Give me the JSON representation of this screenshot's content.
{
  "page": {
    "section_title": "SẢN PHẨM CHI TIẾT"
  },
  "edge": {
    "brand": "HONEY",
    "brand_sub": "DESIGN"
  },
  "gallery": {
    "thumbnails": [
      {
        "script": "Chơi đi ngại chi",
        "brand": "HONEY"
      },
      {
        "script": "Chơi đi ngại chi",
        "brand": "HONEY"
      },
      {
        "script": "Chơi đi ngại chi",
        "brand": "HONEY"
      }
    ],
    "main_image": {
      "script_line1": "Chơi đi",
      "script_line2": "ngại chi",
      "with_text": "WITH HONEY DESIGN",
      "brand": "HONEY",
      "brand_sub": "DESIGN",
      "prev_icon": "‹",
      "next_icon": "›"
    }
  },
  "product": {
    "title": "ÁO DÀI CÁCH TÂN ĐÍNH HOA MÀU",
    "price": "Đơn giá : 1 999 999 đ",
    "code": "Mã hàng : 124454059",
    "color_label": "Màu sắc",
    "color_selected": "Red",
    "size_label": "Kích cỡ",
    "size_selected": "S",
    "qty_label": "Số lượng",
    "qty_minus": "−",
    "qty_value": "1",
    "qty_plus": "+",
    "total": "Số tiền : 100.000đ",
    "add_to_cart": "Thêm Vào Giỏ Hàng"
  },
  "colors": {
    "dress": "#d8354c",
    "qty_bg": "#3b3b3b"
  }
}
****************************************
→ Set exercise: All of the entries above should be written out again exactly.

→ Answer to the task:
Give me the JSON representation of this screenshot's content.
{
  "page": {
    "section_title": "SẢN PHẨM CHI TIẾT"
  },
  "edge": {
    "brand": "HONEY",
    "brand_sub": "DESIGN"
  },
  "gallery": {
    "thumbnails": [
      {
        "script": "Chơi đi ngại chi",
        "brand": "HONEY"
      },
      {
        "script": "Chơi đi ngại chi",
        "brand": "HONEY"
      },
      {
        "script": "Chơi đi ngại chi",
        "brand": "HONEY"
      }
    ],
    "main_image": {
      "script_line1": "Chơi đi",
      "script_line2": "ngại chi",
      "with_text": "WITH HONEY DESIGN",
      "brand": "HONEY",
      "brand_sub": "DESIGN",
      "prev_icon": "‹",
      "next_icon": "›"
    }
  },
  "product": {
    "title": "ÁO DÀI CÁCH TÂN ĐÍNH HOA MÀU",
    "price": "Đơn giá : 1 999 999 đ",
    "code": "Mã hàng : 124454059",
    "color_label": "Màu sắc",
    "color_selected": "Red",
    "size_label": "Kích cỡ",
    "size_selected": "S",
    "qty_label": "Số lượng",
    "qty_minus": "−",
    "qty_value": "1",
    "qty_plus": "+",
    "total": "Số tiền : 100.000đ",
    "add_to_cart": "Thêm Vào Giỏ Hàng"
  },
  "colors": {
    "dress": "#d8354c",
    "qty_bg": "#3b3b3b"
  }
}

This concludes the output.